***** RECORDS SUPPLIED *****

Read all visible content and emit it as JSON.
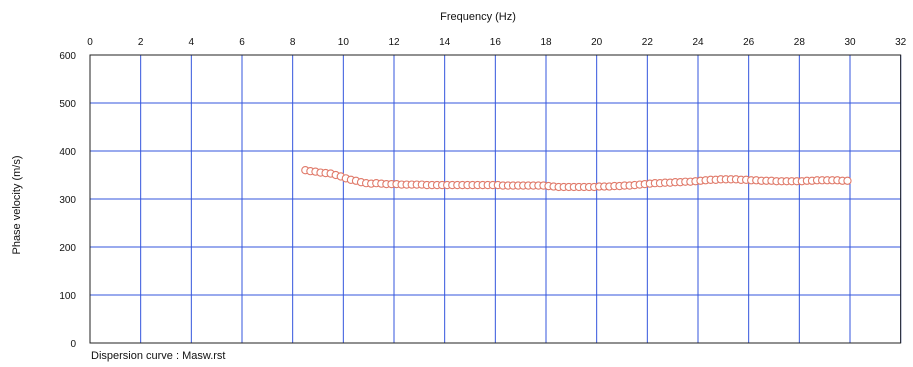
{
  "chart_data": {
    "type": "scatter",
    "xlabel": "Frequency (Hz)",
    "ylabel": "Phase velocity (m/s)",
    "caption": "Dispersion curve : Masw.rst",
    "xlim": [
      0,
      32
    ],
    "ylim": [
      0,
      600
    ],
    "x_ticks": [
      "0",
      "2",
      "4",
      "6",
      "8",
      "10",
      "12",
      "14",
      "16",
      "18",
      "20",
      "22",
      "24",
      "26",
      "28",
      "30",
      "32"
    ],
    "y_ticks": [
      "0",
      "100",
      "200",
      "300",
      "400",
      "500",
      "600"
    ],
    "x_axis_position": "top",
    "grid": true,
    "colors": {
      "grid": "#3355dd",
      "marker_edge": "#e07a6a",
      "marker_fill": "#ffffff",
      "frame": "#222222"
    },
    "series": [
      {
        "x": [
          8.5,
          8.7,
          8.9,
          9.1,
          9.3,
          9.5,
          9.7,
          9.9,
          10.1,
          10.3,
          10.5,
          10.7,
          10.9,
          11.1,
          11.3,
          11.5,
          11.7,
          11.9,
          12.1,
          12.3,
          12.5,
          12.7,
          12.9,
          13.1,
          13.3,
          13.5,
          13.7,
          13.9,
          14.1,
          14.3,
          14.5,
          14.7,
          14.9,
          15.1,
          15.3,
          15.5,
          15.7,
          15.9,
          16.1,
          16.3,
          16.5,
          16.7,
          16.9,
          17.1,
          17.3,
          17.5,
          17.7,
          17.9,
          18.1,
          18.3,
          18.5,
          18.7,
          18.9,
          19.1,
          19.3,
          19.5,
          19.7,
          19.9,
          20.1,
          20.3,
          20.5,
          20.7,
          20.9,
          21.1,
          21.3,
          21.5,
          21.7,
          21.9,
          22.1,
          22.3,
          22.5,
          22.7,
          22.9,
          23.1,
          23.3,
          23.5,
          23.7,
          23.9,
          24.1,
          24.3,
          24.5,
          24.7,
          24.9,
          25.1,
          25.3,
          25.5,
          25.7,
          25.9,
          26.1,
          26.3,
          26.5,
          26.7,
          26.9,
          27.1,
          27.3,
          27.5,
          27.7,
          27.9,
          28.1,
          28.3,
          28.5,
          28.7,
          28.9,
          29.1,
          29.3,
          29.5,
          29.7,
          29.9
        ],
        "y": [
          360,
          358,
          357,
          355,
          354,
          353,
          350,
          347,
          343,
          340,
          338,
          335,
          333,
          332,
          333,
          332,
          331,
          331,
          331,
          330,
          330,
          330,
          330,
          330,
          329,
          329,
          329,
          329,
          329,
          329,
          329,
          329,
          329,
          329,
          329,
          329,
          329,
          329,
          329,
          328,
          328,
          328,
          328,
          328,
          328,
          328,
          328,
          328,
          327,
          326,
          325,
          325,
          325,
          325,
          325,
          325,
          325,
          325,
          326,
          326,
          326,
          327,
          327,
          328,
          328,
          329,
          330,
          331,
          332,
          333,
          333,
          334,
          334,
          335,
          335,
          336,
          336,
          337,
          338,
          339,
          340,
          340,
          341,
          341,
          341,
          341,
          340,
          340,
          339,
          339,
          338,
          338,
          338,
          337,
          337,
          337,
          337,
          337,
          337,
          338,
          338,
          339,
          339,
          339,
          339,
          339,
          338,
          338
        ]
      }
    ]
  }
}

*****
***** RECORDS SUPPLIED *****

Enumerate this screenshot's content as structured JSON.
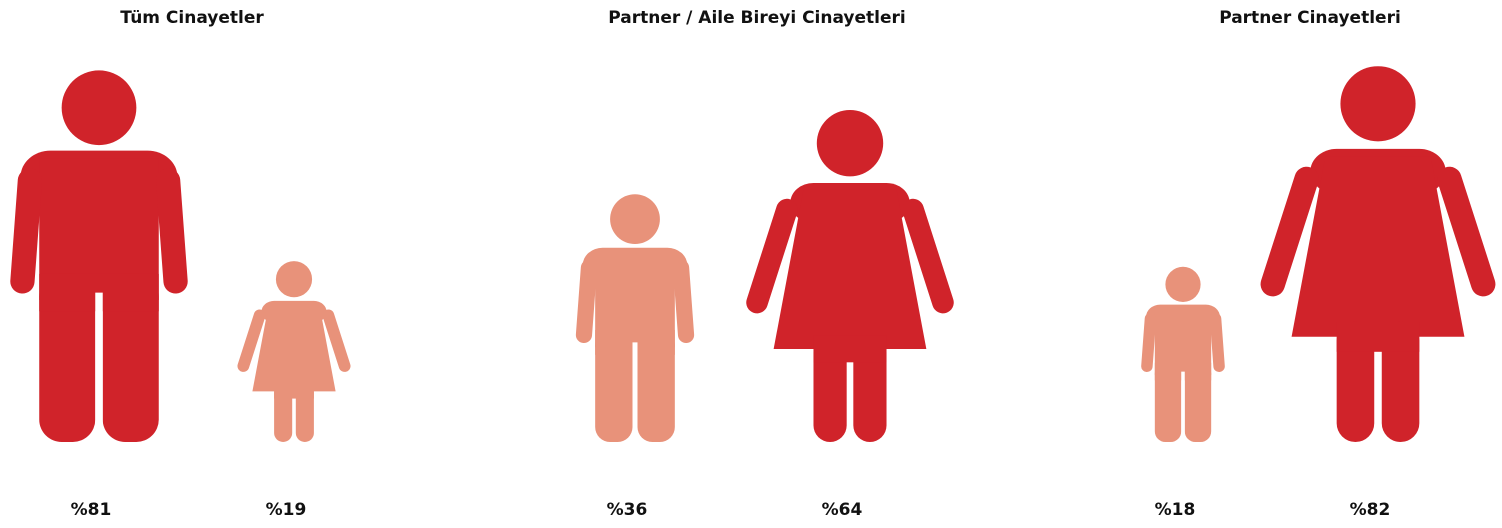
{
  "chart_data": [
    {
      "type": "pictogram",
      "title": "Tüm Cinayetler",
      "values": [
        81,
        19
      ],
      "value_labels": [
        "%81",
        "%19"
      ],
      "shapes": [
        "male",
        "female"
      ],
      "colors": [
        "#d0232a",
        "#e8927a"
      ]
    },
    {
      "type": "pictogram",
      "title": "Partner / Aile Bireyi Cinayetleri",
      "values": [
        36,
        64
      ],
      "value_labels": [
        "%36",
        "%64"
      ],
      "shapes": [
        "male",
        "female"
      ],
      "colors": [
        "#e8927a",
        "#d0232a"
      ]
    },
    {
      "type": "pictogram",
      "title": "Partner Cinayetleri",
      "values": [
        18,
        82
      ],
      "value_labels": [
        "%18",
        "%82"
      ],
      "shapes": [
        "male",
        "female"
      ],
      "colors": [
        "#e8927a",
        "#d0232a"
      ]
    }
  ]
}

*****

#### SHORT EXERCISE:
How many lines in the listing contain "content"? Answer with the number alone.

#### REPLY TO THE TASK:
2